Job ->
Give the number of lines that include the word "gmail", nothing more.

Data to use ->
'''
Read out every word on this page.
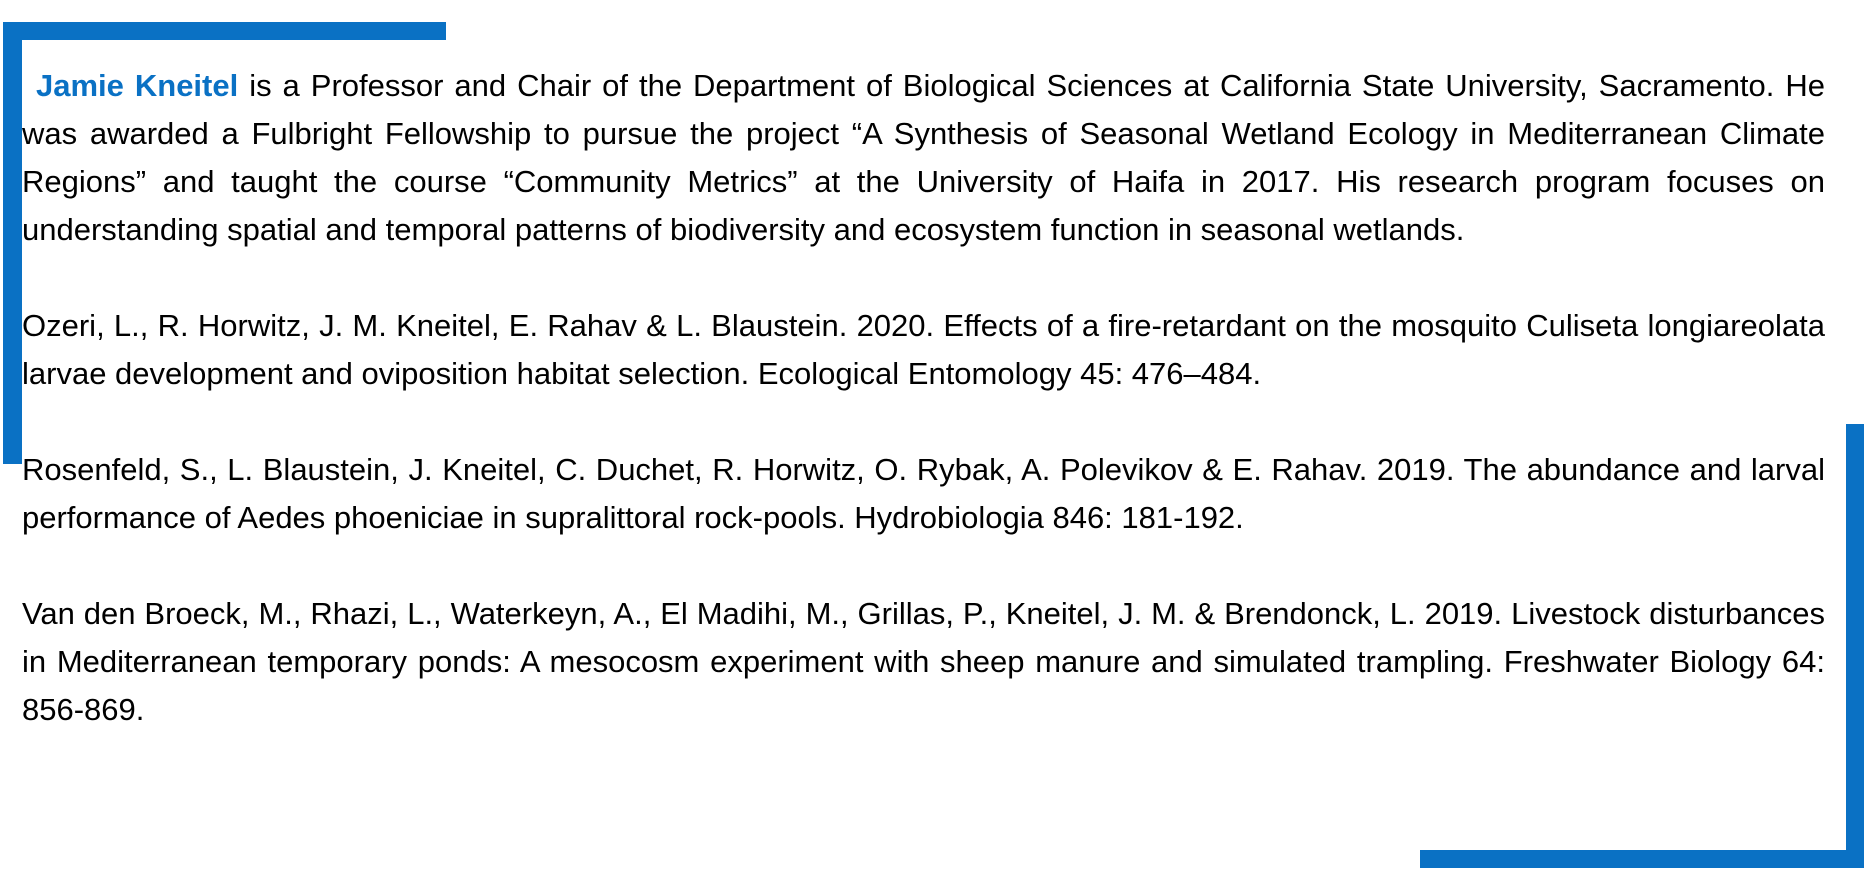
Jamie Kneitel is a Professor and Chair of the Department of Biological Sciences at California State University, Sacramento. He was awarded a Fulbright Fellowship to pursue the project “A Synthesis of Seasonal Wetland Ecology in Mediterranean Climate Regions” and taught the course “Community Metrics” at the University of Haifa in 2017. His research program focuses on understanding spatial and temporal patterns of biodiversity and ecosystem function in seasonal wetlands.

Ozeri, L., R. Horwitz, J. M. Kneitel, E. Rahav & L. Blaustein. 2020. Effects of a fire-retardant on the mosquito Culiseta longiareolata larvae development and oviposition habitat selection. Ecological Entomology 45: 476–484.

Rosenfeld, S., L. Blaustein, J. Kneitel, C. Duchet, R. Horwitz, O. Rybak, A. Polevikov & E. Rahav. 2019. The abundance and larval performance of Aedes phoeniciae in supralittoral rock-pools. Hydrobiologia 846: 181-192.

Van den Broeck, M., Rhazi, L., Waterkeyn, A., El Madihi, M., Grillas, P., Kneitel, J. M. & Brendonck, L. 2019. Livestock disturbances in Mediterranean temporary ponds: A mesocosm experiment with sheep manure and simulated trampling. Freshwater Biology 64: 856-869.
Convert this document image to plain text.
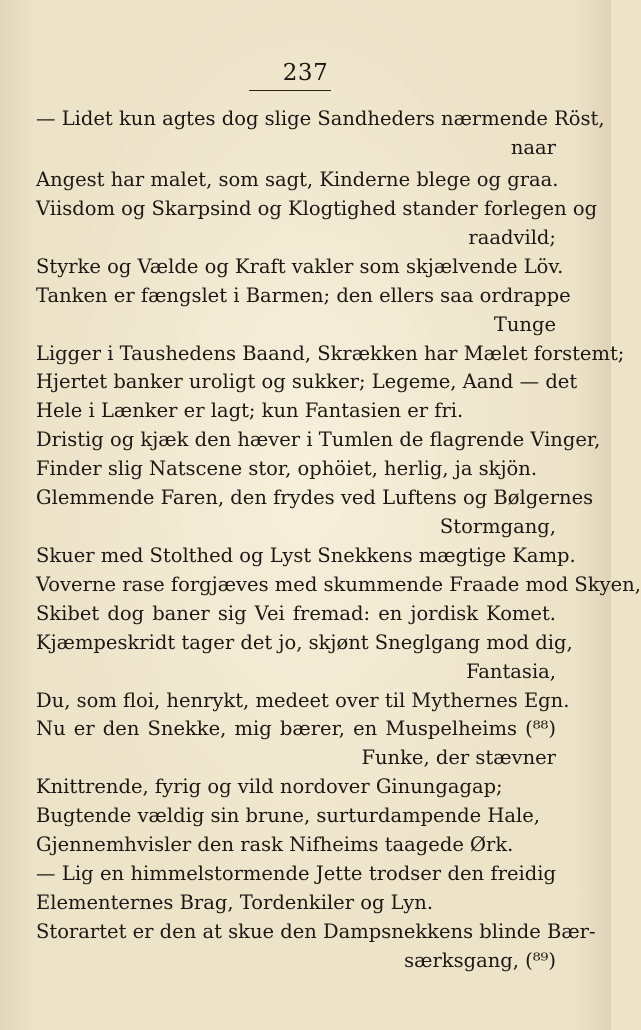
237
— Lidet kun agtes dog slige Sandheders nærmende Röst,
naar
Angest har malet, som sagt, Kinderne blege og graa.
Viisdom og Skarpsind og Klogtighed stander forlegen og
raadvild;
Styrke og Vælde og Kraft vakler som skjælvende Löv.
Tanken er fængslet i Barmen; den ellers saa ordrappe
Tunge
Ligger i Taushedens Baand, Skrækken har Mælet forstemt;
Hjertet banker uroligt og sukker; Legeme, Aand — det
Hele i Lænker er lagt; kun Fantasien er fri.
Dristig og kjæk den hæver i Tumlen de flagrende Vinger,
Finder slig Natscene stor, ophöiet, herlig, ja skjön.
Glemmende Faren, den frydes ved Luftens og Bølgernes
Stormgang,
Skuer med Stolthed og Lyst Snekkens mægtige Kamp.
Voverne rase forgjæves med skummende Fraade mod Skyen,
Skibet dog baner sig Vei fremad: en jordisk Komet.
Kjæmpeskridt tager det jo, skjønt Sneglgang mod dig,
Fantasia,
Du, som floi, henrykt, medeet over til Mythernes Egn.
Nu er den Snekke, mig bærer, en Muspelheims (⁸⁸)
Funke, der stævner
Knittrende, fyrig og vild nordover Ginungagap;
Bugtende vældig sin brune, surturdampende Hale,
Gjennemhvisler den rask Nifheims taagede Ørk.
— Lig en himmelstormende Jette trodser den freidig
Elementernes Brag, Tordenkiler og Lyn.
Storartet er den at skue den Dampsnekkens blinde Bær-
særksgang, (⁸⁹)
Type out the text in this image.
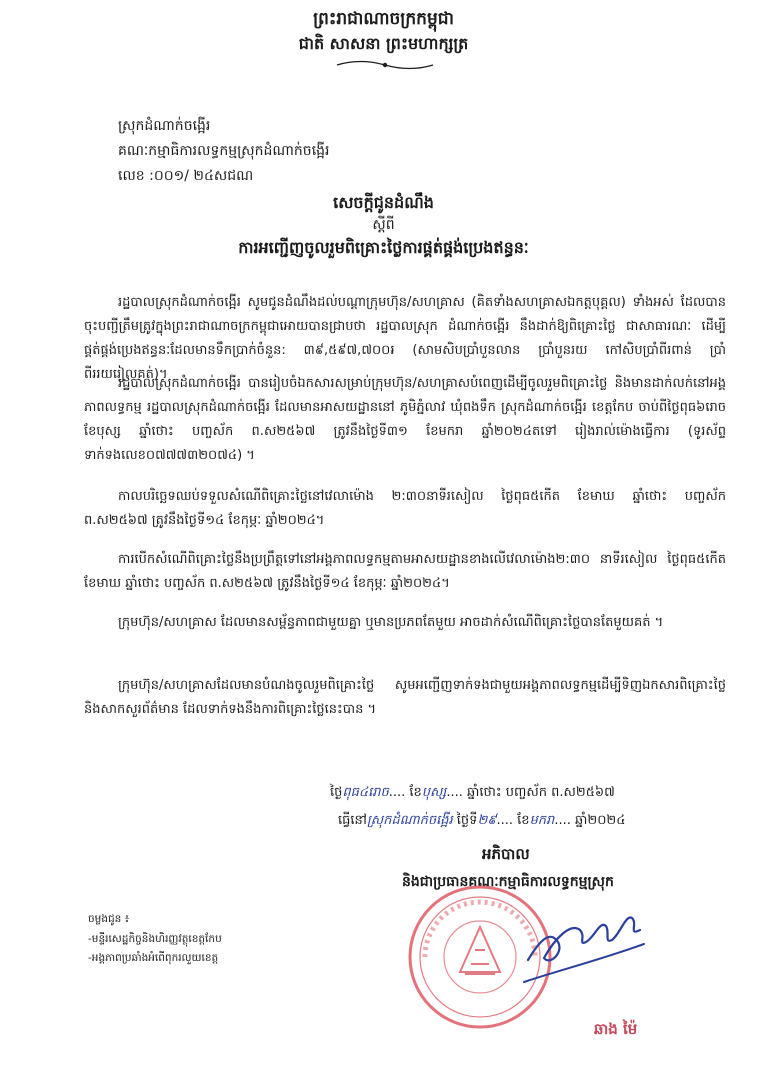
ព្រះរាជាណាចក្រកម្ពុជា
ជាតិ សាសនា ព្រះមហាក្សត្រ
ស្រុកដំណាក់ចង្អើរ
គណៈកម្មាធិការលទ្ធកម្មស្រុកដំណាក់ចង្អើរ
លេខ :០០១/ ២៤សជណ
សេចក្ដីជូនដំណឹង
ស្ដីពី
ការអញ្ជើញចូលរួមពិគ្រោះថ្លៃការផ្គត់ផ្គង់ប្រេងឥន្ធនៈ
រដ្ឋបាលស្រុកដំណាក់ចង្អើរ សូមជូនដំណឹងដល់បណ្ដាក្រុមហ៊ុន/សហគ្រាស (គិតទាំងសហគ្រាសឯកត្តបុគ្គល) ទាំងអស់ ដែលបានចុះបញ្ជីត្រឹមត្រូវក្នុងព្រះរាជាណាចក្រកម្ពុជាអោយបានជ្រាបថា រដ្ឋបាលស្រុក ដំណាក់ចង្អើរ នឹងដាក់ឱ្យពិគ្រោះថ្លៃ ជាសាធារណៈ ដើម្បីផ្គត់ផ្គង់ប្រេងឥន្ធនៈដែលមានទឹកប្រាក់ចំនួន: ៣៩,៥៩៧,៧០០៛ (សាមសិបប្រាំបួនលាន ប្រាំបួនរយ កៅសិបប្រាំពីរពាន់ ប្រាំពីររយរៀលគត់)។
រដ្ឋបាលស្រុកដំណាក់ចង្អើរ បានរៀបចំឯកសារសម្រាប់ក្រុមហ៊ុន/សហគ្រាសបំពេញដើម្បីចូលរួមពិគ្រោះថ្លៃ និងមានដាក់លក់នៅអង្គភាពលទ្ធកម្ម រដ្ឋបាលស្រុកដំណាក់ចង្អើរ ដែលមានអាសយដ្ឋាននៅ ភូមិភ្នំលាវ ឃុំពងទឹក ស្រុកដំណាក់ចង្អើរ ខេត្តកែប ចាប់ពីថ្ងៃពុធ៦រោច ខែបុស្ស ឆ្នាំថោះ បញ្ចស័ក ព.ស២៥៦៧ ត្រូវនឹងថ្ងៃទី៣១ ខែមករា ឆ្នាំ២០២៤តទៅ រៀងរាល់ម៉ោងធ្វើការ (ទូរស័ព្ទទាក់ទងលេខ០៧៧៧៣២០៧៤) ។
កាលបរិច្ឆេទឈប់ទទួលសំណើពិគ្រោះថ្លៃនៅវេលាម៉ោង ២:៣០នាទីរសៀល ថ្ងៃពុធ៥កើត ខែមាឃ ឆ្នាំថោះ បញ្ចស័ក ព.ស២៥៦៧ ត្រូវនឹងថ្ងៃទី១៤ ខែកុម្ភៈ ឆ្នាំ២០២៤។
ការបើកសំណើពិគ្រោះថ្លៃនឹងប្រព្រឹត្តទៅនៅអង្គភាពលទ្ធកម្មតាមអាសយដ្ឋានខាងលើវេលាម៉ោង២:៣០ នាទីរសៀល ថ្ងៃពុធ៥កើត ខែមាឃ ឆ្នាំថោះ បញ្ចស័ក ព.ស២៥៦៧ ត្រូវនឹងថ្ងៃទី១៤ ខែកុម្ភៈ ឆ្នាំ២០២៤។
ក្រុមហ៊ុន/សហគ្រាស ដែលមានសម្ព័ន្ធភាពជាមួយគ្នា ឬមានប្រភពតែមួយ អាចដាក់សំណើពិគ្រោះថ្លៃបានតែមួយគត់ ។
ក្រុមហ៊ុន/សហគ្រាសដែលមានបំណងចូលរួមពិគ្រោះថ្លៃ សូមអញ្ជើញទាក់ទងជាមួយអង្គភាពលទ្ធកម្មដើម្បីទិញឯកសារពិគ្រោះថ្លៃ និងសាកសួរព័ត៌មាន ដែលទាក់ទងនឹងការពិគ្រោះថ្លៃនេះបាន ។
ថ្ងៃពុធ៤រោច.... ខែបុស្ស.... ឆ្នាំថោះ បញ្ចស័ក ព.ស២៥៦៧
ធ្វើនៅស្រុកដំណាក់ចង្អើរ ថ្ងៃទី២៩.... ខែមករា.... ឆ្នាំ២០២៤
អភិបាល
និងជាប្រធានគណៈកម្មាធិការលទ្ធកម្មស្រុក
ឆាង ម៉ៃ
ចម្លងជូន ៖
-មន្ទីរសេដ្ឋកិច្ចនិងហិរញ្ញវត្ថុខេត្តកែប
-អង្គភាពប្រឆាំងអំពើពុករលួយខេត្ត
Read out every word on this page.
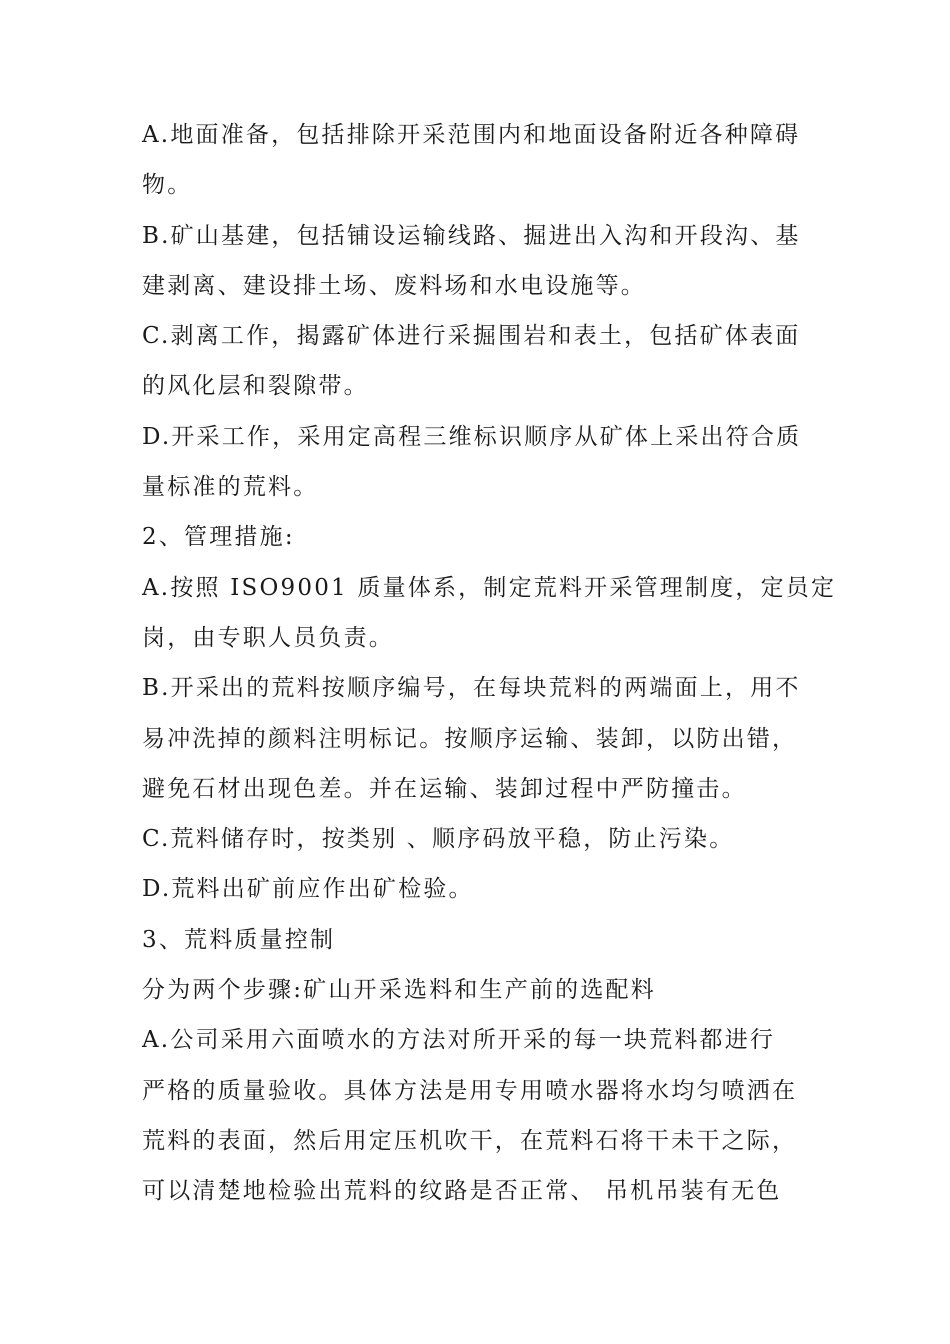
A.地面准备，包括排除开采范围内和地面设备附近各种障碍

物。

B.矿山基建，包括铺设运输线路、掘进出入沟和开段沟、基

建剥离、建设排土场、废料场和水电设施等。

C.剥离工作，揭露矿体进行采掘围岩和表土，包括矿体表面

的风化层和裂隙带。

D.开采工作，采用定高程三维标识顺序从矿体上采出符合质

量标准的荒料。

2、管理措施:

A.按照 ISO9001 质量体系，制定荒料开采管理制度，定员定

岗，由专职人员负责。

B.开采出的荒料按顺序编号，在每块荒料的两端面上，用不

易冲洗掉的颜料注明标记。按顺序运输、装卸，以防出错，

避免石材出现色差。并在运输、装卸过程中严防撞击。

C.荒料储存时，按类别 、顺序码放平稳，防止污染。

D.荒料出矿前应作出矿检验。

3、荒料质量控制

分为两个步骤:矿山开采选料和生产前的选配料

A.公司采用六面喷水的方法对所开采的每一块荒料都进行

严格的质量验收。具体方法是用专用喷水器将水均匀喷洒在

荒料的表面，然后用定压机吹干，在荒料石将干未干之际，

可以清楚地检验出荒料的纹路是否正常、 吊机吊装有无色
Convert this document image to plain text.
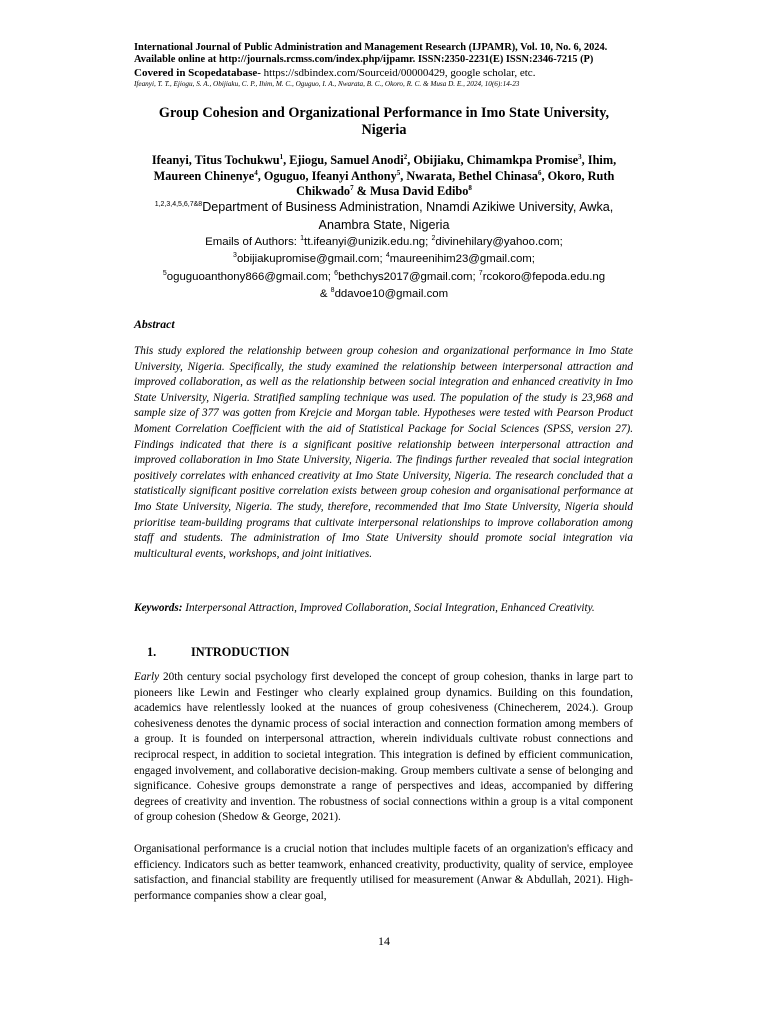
International Journal of Public Administration and Management Research (IJPAMR), Vol. 10, No. 6, 2024.
Available online at http://journals.rcmss.com/index.php/ijpamr. ISSN:2350-2231(E) ISSN:2346-7215 (P)
Covered in Scopedatabase- https://sdbindex.com/Sourceid/00000429, google scholar, etc.
Ifeanyi, T. T., Ejiogu, S. A., Obijiaku, C. P., Ihim, M. C., Oguguo, I. A., Nwarata, B. C., Okoro, R. C. & Musa D. E., 2024, 10(6):14-23
Group Cohesion and Organizational Performance in Imo State University,
Nigeria
Ifeanyi, Titus Tochukwu$^1$, Ejiogu, Samuel Anodi$^2$, Obijiaku, Chimamkpa Promise$^3$, Ihim, Maureen Chinenye$^4$, Oguguo, Ifeanyi Anthony$^5$, Nwarata, Bethel Chinasa$^6$, Okoro, Ruth Chikwado$^7$ & Musa David Edibo$^8$
$^{1,2,3,4,5,6,7\&8}$Department of Business Administration, Nnamdi Azikiwe University, Awka,
Anambra State, Nigeria
Emails of Authors: $^1$tt.ifeanyi@unizik.edu.ng; $^2$divinehilary@yahoo.com;
$^3$obijiakupromise@gmail.com; $^4$maureenihim23@gmail.com;
$^5$oguguoanthony866@gmail.com; $^6$bethchys2017@gmail.com; $^7$rcokoro@fepoda.edu.ng
& $^8$ddavoe10@gmail.com
Abstract

This study explored the relationship between group cohesion and organizational performance in Imo State University, Nigeria. Specifically, the study examined the relationship between interpersonal attraction and improved collaboration, as well as the relationship between social integration and enhanced creativity in Imo State University, Nigeria. Stratified sampling technique was used. The population of the study is 23,968 and sample size of 377 was gotten from Krejcie and Morgan table. Hypotheses were tested with Pearson Product Moment Correlation Coefficient with the aid of Statistical Package for Social Sciences (SPSS, version 27). Findings indicated that there is a significant positive relationship between interpersonal attraction and improved collaboration in Imo State University, Nigeria. The findings further revealed that social integration positively correlates with enhanced creativity at Imo State University, Nigeria. The research concluded that a statistically significant positive correlation exists between group cohesion and organisational performance at Imo State University, Nigeria. The study, therefore, recommended that Imo State University, Nigeria should prioritise team-building programs that cultivate interpersonal relationships to improve collaboration among staff and students. The administration of Imo State University should promote social integration via multicultural events, workshops, and joint initiatives.

Keywords: Interpersonal Attraction, Improved Collaboration, Social Integration, Enhanced Creativity.

1.	INTRODUCTION

Early 20th century social psychology first developed the concept of group cohesion, thanks in large part to pioneers like Lewin and Festinger who clearly explained group dynamics. Building on this foundation, academics have relentlessly looked at the nuances of group cohesiveness (Chinecherem, 2024.). Group cohesiveness denotes the dynamic process of social interaction and connection formation among members of a group. It is founded on interpersonal attraction, wherein individuals cultivate robust connections and reciprocal respect, in addition to societal integration. This integration is defined by efficient communication, engaged involvement, and collaborative decision-making. Group members cultivate a sense of belonging and significance. Cohesive groups demonstrate a range of perspectives and ideas, accompanied by differing degrees of creativity and invention. The robustness of social connections within a group is a vital component of group cohesion (Shedow & George, 2021).

Organisational performance is a crucial notion that includes multiple facets of an organization's efficacy and efficiency. Indicators such as better teamwork, enhanced creativity, productivity, quality of service, employee satisfaction, and financial stability are frequently utilised for measurement (Anwar & Abdullah, 2021). High-performance companies show a clear goal,

14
'''
Response to this task ->
3